__TO DO__:
According to the DALI system excerpt below, how many ballasts does each subsystem comprise?

__EXCERPT__:
◇ ◇ ◇

The DALI Manual (copyright 2001) published by the Digital Addressable Lighting Interface Activity Group aka DALI AG, and available on the internet at, is hereby incorporated by reference in its entirety herein. Moreover, the references discussed herein are provided solely for their disclosure prior to the filing date of the present application. Nothing herein is to be construed as a suggestion or admission that the inventors are not entitled to antedate such disclosure by virtue of prior invention.

Referring now to FIG. 1, there is generally shown one example of a DALI system 100. Each ballast 102 is connected to a power supply 104 and a control unit 108 through a two-wire bus 110 (individual connections not shown). Each control unit 108 is also connected to the power supply 104. Three subsystems 106, each comprising sixty-four ballasts, one of which is designated 102, the maximum allowed under current DALI standards, are also represented. Each subsystem 106 may be controlled by a single control unit 108.

◇ ◇ ◇

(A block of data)

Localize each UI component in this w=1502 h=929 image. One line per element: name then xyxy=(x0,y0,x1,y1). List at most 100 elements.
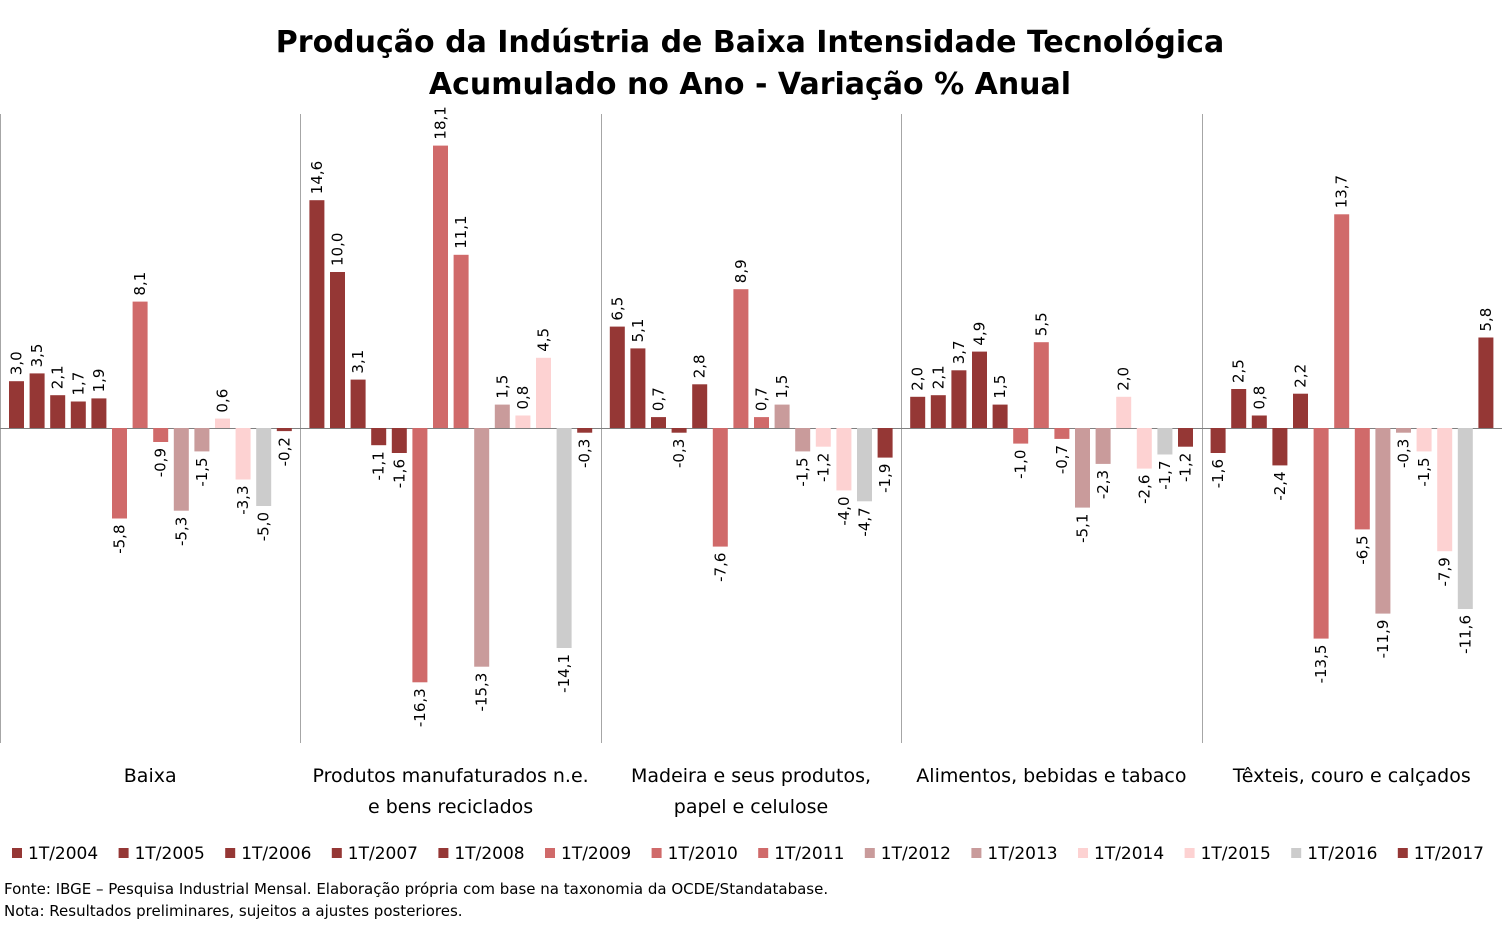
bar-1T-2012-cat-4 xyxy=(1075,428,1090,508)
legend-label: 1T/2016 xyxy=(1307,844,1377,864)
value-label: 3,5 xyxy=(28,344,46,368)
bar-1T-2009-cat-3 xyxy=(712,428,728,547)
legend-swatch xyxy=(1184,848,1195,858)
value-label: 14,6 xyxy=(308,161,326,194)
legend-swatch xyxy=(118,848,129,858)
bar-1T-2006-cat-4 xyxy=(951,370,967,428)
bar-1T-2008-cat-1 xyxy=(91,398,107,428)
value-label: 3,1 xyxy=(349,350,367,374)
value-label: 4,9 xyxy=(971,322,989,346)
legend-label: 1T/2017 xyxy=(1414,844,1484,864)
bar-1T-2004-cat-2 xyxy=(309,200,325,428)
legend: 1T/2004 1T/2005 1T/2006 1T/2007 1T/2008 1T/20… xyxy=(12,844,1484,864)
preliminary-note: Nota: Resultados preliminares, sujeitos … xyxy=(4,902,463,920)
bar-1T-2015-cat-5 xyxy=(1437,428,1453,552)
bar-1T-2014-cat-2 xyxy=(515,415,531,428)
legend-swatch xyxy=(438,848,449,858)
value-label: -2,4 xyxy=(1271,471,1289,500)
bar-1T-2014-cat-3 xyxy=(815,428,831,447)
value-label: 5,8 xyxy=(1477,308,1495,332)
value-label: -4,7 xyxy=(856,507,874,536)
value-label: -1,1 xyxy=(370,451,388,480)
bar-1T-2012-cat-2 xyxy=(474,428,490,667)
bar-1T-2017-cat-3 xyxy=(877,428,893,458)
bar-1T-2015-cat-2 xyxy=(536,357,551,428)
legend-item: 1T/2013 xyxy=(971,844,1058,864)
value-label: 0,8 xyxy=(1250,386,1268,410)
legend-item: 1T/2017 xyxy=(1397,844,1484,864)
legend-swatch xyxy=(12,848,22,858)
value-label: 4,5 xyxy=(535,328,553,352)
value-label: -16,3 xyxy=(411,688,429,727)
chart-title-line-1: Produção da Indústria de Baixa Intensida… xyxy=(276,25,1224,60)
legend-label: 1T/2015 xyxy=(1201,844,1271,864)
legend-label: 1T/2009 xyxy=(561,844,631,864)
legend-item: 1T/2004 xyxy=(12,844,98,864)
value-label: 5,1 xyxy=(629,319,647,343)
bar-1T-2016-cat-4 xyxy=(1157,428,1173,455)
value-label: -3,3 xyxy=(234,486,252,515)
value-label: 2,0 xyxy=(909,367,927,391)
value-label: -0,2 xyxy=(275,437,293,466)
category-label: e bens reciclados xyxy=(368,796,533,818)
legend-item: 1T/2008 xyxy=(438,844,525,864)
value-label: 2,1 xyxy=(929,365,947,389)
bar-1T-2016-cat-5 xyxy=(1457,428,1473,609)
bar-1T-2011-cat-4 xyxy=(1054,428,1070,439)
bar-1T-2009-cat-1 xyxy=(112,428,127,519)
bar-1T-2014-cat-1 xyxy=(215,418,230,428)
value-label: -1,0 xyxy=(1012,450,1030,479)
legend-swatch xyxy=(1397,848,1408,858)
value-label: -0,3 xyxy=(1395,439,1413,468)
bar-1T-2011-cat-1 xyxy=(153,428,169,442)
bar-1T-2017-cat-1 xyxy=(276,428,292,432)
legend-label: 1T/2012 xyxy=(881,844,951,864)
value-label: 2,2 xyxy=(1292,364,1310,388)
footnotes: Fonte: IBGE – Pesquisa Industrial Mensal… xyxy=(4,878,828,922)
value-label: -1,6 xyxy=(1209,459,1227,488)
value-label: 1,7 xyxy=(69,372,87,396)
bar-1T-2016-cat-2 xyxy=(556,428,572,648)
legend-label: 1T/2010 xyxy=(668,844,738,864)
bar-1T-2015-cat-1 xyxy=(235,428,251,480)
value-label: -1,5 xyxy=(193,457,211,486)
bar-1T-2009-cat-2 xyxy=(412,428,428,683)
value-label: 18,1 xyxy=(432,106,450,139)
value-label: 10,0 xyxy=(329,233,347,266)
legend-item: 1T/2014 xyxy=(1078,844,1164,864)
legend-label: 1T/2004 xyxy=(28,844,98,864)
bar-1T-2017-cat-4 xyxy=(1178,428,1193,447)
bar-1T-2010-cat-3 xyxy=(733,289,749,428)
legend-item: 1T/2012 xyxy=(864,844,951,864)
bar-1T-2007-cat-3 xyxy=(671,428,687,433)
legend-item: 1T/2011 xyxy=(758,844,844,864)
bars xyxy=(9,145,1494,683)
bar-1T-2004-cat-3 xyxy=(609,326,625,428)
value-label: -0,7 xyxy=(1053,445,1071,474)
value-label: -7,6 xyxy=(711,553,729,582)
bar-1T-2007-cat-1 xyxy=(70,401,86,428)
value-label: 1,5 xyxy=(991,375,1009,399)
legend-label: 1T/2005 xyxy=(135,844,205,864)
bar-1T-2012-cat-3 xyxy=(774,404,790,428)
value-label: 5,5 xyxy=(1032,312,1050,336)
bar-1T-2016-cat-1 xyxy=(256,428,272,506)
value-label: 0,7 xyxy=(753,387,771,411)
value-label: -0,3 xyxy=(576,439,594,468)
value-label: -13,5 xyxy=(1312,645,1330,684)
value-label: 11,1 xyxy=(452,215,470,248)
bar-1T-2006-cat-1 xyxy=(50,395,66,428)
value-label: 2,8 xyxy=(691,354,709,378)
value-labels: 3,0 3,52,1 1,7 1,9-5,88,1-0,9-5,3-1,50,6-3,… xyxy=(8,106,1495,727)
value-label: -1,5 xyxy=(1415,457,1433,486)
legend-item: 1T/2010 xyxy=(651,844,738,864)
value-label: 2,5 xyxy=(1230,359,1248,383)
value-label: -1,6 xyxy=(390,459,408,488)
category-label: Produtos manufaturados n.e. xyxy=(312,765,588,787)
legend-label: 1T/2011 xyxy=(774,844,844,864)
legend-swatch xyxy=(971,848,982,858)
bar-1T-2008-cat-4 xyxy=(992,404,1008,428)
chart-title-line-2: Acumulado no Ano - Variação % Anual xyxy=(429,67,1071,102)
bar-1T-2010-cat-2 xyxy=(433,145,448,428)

◇ ◇ ◇

__EXERCISE RESULT__:
Sixty-four ballasts.